- Task objective:
Within this material, how many lines have the string "JSON" in them? The answer is a number, with nothing added.

┄┄┄┄┄┄┄┄┄┄

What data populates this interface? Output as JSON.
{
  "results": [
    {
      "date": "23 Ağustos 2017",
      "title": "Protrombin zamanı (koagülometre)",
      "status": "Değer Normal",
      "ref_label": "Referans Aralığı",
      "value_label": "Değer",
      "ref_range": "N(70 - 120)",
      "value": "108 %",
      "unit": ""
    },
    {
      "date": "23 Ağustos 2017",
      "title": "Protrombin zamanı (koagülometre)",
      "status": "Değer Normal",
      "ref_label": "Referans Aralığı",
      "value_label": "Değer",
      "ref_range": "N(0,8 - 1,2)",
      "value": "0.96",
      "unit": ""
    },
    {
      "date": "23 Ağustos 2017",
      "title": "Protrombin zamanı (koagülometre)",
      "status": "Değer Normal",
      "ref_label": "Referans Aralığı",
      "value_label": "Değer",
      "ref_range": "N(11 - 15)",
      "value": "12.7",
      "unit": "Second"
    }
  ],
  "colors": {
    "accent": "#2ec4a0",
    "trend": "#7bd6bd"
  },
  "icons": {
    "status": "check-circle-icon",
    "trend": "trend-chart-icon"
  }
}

┄┄┄┄┄┄┄┄┄┄

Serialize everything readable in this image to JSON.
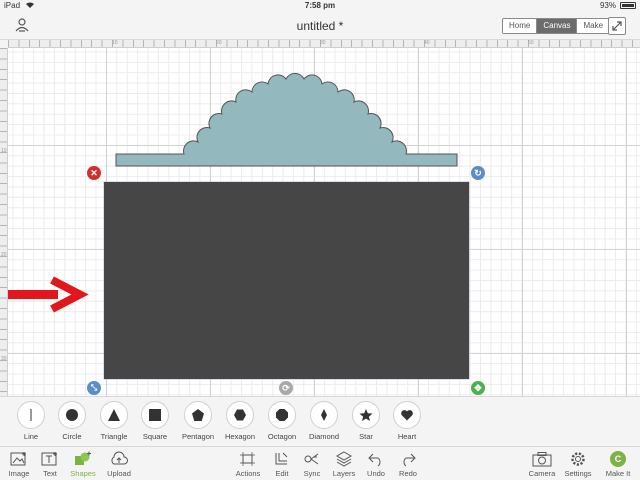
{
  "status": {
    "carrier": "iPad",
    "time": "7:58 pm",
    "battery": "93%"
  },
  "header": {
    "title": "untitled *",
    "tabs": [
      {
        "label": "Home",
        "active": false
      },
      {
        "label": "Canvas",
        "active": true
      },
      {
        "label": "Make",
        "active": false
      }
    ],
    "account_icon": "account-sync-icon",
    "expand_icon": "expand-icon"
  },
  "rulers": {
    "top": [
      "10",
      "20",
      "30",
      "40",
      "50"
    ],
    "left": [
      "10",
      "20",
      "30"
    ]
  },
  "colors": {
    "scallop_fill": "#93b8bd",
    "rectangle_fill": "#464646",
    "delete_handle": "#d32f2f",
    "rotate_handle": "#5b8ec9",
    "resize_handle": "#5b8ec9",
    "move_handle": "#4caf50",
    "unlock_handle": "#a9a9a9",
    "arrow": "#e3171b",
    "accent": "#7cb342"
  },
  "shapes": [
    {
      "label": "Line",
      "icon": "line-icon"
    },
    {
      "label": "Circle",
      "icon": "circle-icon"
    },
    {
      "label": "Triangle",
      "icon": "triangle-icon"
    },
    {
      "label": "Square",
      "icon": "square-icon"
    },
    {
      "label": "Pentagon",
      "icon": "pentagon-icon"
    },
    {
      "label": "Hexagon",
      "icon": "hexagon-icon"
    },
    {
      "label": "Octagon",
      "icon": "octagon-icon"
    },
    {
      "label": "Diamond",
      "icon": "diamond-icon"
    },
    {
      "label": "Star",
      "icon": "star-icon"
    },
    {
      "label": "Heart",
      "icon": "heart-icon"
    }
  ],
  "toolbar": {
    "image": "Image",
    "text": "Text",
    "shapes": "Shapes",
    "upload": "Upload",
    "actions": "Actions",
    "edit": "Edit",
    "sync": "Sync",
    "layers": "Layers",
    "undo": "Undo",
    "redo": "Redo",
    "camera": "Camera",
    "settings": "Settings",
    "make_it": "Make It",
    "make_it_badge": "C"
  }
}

┄┄┄┄┄┄┄┄┄┄

- Output below:
2